Excerpted data:
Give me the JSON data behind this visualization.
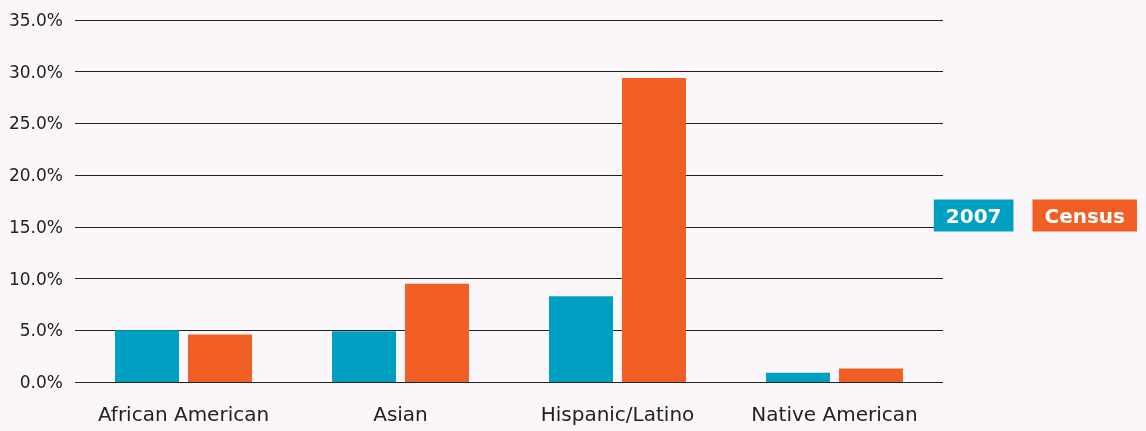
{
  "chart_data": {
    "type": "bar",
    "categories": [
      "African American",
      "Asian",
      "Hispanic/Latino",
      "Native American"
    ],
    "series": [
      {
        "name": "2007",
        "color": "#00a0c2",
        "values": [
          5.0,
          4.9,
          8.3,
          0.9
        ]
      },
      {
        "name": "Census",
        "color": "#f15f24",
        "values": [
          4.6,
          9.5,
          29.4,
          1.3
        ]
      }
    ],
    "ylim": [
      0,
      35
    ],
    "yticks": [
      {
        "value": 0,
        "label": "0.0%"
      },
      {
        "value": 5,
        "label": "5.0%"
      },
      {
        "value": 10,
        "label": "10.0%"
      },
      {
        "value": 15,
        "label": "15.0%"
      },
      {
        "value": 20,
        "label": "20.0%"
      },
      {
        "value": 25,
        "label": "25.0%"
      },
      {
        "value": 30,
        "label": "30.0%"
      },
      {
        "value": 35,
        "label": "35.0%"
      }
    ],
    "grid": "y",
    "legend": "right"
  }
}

Written exercise: Print every record above exactly as written, leaving out the pictures.

Worked answer:
Give me the JSON data behind this visualization.
{
  "chart_data": {
    "type": "bar",
    "categories": [
      "African American",
      "Asian",
      "Hispanic/Latino",
      "Native American"
    ],
    "series": [
      {
        "name": "2007",
        "color": "#00a0c2",
        "values": [
          5.0,
          4.9,
          8.3,
          0.9
        ]
      },
      {
        "name": "Census",
        "color": "#f15f24",
        "values": [
          4.6,
          9.5,
          29.4,
          1.3
        ]
      }
    ],
    "ylim": [
      0,
      35
    ],
    "yticks": [
      {
        "value": 0,
        "label": "0.0%"
      },
      {
        "value": 5,
        "label": "5.0%"
      },
      {
        "value": 10,
        "label": "10.0%"
      },
      {
        "value": 15,
        "label": "15.0%"
      },
      {
        "value": 20,
        "label": "20.0%"
      },
      {
        "value": 25,
        "label": "25.0%"
      },
      {
        "value": 30,
        "label": "30.0%"
      },
      {
        "value": 35,
        "label": "35.0%"
      }
    ],
    "grid": "y",
    "legend": "right"
  }
}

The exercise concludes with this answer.